:: SUPPLIED RECORDS
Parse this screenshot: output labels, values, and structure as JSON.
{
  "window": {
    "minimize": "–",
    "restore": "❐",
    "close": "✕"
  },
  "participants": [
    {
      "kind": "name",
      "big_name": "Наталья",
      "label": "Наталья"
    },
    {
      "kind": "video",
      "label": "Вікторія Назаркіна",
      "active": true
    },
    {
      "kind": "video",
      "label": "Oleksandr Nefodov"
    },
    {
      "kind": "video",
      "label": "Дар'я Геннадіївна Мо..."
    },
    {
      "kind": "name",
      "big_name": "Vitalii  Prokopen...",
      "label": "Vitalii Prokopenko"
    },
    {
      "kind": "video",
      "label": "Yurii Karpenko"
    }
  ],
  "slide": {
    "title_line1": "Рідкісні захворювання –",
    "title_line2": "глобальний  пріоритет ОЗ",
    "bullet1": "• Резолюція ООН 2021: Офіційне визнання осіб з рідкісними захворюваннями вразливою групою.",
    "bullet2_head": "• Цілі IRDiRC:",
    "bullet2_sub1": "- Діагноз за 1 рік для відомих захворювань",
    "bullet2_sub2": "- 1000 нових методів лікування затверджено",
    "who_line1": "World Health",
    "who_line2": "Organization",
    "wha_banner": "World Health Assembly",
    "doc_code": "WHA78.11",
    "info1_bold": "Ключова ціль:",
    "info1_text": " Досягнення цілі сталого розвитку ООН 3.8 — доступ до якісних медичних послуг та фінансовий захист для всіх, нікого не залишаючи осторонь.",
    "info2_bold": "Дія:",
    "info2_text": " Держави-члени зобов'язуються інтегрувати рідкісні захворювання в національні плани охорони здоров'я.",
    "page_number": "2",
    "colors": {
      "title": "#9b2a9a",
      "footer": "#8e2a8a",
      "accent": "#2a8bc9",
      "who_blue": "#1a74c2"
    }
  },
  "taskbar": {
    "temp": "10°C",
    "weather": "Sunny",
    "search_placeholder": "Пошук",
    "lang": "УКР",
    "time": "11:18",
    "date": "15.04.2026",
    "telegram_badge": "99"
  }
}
::::
Copy out all of the records shown above exactly.

● EXERCISE SOLUTION
Parse this screenshot: output labels, values, and structure as JSON.
{
  "window": {
    "minimize": "–",
    "restore": "❐",
    "close": "✕"
  },
  "participants": [
    {
      "kind": "name",
      "big_name": "Наталья",
      "label": "Наталья"
    },
    {
      "kind": "video",
      "label": "Вікторія Назаркіна",
      "active": true
    },
    {
      "kind": "video",
      "label": "Oleksandr Nefodov"
    },
    {
      "kind": "video",
      "label": "Дар'я Геннадіївна Мо..."
    },
    {
      "kind": "name",
      "big_name": "Vitalii  Prokopen...",
      "label": "Vitalii Prokopenko"
    },
    {
      "kind": "video",
      "label": "Yurii Karpenko"
    }
  ],
  "slide": {
    "title_line1": "Рідкісні захворювання –",
    "title_line2": "глобальний  пріоритет ОЗ",
    "bullet1": "• Резолюція ООН 2021: Офіційне визнання осіб з рідкісними захворюваннями вразливою групою.",
    "bullet2_head": "• Цілі IRDiRC:",
    "bullet2_sub1": "- Діагноз за 1 рік для відомих захворювань",
    "bullet2_sub2": "- 1000 нових методів лікування затверджено",
    "who_line1": "World Health",
    "who_line2": "Organization",
    "wha_banner": "World Health Assembly",
    "doc_code": "WHA78.11",
    "info1_bold": "Ключова ціль:",
    "info1_text": " Досягнення цілі сталого розвитку ООН 3.8 — доступ до якісних медичних послуг та фінансовий захист для всіх, нікого не залишаючи осторонь.",
    "info2_bold": "Дія:",
    "info2_text": " Держави-члени зобов'язуються інтегрувати рідкісні захворювання в національні плани охорони здоров'я.",
    "page_number": "2",
    "colors": {
      "title": "#9b2a9a",
      "footer": "#8e2a8a",
      "accent": "#2a8bc9",
      "who_blue": "#1a74c2"
    }
  },
  "taskbar": {
    "temp": "10°C",
    "weather": "Sunny",
    "search_placeholder": "Пошук",
    "lang": "УКР",
    "time": "11:18",
    "date": "15.04.2026",
    "telegram_badge": "99"
  }
}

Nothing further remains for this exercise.